## [Directive]
All lines in which the word "this" occurs are to be extracted.

Data extracted from a collection:
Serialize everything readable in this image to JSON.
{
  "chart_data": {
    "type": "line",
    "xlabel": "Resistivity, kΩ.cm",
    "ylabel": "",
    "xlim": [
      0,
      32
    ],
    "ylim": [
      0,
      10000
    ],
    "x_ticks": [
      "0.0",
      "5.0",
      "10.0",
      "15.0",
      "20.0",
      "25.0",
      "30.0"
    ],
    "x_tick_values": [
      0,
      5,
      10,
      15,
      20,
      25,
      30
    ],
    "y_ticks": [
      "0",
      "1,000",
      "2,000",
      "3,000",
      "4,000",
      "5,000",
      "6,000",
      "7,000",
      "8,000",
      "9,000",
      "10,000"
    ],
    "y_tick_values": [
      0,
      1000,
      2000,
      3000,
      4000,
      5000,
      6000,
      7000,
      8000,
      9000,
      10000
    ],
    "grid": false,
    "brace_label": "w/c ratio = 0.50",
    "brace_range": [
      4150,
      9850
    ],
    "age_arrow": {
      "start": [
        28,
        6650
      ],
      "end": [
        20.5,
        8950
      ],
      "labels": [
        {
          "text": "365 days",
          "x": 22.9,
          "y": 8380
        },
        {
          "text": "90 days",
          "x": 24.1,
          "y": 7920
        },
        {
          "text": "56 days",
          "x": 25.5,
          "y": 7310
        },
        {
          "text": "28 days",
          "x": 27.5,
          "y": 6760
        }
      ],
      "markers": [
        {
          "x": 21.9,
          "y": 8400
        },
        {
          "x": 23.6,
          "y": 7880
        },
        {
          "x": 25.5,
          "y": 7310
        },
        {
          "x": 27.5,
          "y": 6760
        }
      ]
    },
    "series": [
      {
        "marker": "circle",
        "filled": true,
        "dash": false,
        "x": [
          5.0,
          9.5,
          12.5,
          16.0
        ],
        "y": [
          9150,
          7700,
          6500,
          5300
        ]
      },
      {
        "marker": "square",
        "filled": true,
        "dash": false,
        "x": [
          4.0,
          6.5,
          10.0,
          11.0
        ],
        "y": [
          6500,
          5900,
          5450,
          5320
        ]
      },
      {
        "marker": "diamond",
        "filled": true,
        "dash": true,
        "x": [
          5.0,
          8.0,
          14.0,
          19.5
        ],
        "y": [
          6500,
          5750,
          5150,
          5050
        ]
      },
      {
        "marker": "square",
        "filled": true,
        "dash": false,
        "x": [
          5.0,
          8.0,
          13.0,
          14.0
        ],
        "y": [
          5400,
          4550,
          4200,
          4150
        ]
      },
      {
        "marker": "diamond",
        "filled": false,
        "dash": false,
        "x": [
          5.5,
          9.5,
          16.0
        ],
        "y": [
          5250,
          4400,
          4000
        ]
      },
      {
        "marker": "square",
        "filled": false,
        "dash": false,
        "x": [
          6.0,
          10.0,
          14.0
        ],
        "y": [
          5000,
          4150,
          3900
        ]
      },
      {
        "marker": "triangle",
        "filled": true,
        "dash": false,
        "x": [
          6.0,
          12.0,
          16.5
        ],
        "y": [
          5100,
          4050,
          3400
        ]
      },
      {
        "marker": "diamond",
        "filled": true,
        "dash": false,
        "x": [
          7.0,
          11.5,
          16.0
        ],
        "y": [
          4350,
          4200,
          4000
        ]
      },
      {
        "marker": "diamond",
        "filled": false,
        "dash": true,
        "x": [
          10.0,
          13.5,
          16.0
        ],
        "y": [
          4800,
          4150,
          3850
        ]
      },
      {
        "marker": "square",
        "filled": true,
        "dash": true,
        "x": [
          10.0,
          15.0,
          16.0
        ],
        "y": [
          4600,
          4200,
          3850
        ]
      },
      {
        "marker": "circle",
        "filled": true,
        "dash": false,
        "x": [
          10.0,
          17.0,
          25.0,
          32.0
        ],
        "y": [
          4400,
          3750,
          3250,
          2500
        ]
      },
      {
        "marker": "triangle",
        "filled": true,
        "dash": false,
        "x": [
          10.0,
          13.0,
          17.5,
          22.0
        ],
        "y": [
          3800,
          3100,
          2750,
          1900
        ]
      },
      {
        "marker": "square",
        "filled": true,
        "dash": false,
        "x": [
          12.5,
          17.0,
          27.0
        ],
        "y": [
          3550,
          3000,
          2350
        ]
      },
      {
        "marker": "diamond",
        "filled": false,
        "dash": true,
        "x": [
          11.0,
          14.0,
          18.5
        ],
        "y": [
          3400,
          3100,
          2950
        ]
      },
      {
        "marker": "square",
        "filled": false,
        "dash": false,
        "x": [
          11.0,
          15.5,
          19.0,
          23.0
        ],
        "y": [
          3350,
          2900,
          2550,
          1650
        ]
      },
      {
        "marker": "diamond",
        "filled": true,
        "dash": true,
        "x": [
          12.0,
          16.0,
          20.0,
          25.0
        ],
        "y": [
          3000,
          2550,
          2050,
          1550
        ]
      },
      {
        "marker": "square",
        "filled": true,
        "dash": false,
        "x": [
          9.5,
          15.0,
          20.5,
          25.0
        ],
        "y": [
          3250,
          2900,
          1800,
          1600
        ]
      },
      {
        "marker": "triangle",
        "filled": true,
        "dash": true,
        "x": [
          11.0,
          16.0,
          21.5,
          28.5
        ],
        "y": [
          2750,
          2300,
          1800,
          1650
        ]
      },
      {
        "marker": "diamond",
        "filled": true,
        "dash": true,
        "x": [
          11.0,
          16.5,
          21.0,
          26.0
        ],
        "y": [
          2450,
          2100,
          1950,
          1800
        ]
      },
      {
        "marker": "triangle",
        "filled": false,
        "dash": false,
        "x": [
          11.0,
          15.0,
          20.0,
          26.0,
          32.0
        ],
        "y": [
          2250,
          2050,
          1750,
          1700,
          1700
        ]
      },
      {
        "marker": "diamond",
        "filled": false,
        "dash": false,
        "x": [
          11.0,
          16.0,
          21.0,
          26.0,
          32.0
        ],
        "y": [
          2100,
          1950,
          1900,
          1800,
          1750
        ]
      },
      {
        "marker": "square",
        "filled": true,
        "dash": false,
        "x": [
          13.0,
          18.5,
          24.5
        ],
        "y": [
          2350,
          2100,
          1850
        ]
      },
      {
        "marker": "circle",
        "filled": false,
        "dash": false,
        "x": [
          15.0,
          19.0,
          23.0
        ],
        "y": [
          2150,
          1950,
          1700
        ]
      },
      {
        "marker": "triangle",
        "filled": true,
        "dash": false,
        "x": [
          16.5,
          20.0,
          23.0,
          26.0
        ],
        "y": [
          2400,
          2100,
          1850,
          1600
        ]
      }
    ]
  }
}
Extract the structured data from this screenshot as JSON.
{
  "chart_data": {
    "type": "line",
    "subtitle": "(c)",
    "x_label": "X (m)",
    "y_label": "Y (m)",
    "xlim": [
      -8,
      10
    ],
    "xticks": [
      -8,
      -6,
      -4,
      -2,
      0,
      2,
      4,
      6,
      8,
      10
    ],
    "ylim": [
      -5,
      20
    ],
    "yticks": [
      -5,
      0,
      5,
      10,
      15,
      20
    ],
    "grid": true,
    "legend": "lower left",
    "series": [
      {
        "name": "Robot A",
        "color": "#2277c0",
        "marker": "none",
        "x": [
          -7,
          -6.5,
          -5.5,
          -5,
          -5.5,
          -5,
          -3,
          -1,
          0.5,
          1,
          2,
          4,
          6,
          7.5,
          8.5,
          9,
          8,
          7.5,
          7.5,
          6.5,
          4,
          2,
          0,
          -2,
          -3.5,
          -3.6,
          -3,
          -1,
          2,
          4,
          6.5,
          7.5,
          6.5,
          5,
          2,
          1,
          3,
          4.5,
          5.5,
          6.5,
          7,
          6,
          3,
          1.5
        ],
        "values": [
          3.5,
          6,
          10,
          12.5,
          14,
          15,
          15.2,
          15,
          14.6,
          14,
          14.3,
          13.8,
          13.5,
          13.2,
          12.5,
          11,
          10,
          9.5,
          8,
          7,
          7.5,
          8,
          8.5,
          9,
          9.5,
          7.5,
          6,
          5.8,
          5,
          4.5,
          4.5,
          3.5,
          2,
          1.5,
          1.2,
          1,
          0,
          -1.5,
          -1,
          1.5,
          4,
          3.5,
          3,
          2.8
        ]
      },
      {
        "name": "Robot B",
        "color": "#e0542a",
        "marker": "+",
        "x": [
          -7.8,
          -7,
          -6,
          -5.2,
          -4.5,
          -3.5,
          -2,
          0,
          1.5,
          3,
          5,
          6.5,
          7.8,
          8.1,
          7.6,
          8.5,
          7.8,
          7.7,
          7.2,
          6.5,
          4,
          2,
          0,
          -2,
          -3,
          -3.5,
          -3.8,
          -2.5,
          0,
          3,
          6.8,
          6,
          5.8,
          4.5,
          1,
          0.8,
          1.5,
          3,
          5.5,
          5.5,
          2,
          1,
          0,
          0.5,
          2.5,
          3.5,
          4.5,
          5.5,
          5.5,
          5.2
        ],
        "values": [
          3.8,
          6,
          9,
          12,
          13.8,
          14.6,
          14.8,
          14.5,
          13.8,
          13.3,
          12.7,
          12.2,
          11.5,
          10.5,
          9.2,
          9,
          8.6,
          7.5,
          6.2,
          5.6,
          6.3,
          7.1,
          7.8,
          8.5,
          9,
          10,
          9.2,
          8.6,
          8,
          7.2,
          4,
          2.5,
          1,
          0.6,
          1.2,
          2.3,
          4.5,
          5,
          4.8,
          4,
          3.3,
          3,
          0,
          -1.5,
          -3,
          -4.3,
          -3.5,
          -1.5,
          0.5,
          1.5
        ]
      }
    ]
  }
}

## [Solution below]
Serialize everything readable in this image to JSON.
Extract the structured data from this screenshot as JSON.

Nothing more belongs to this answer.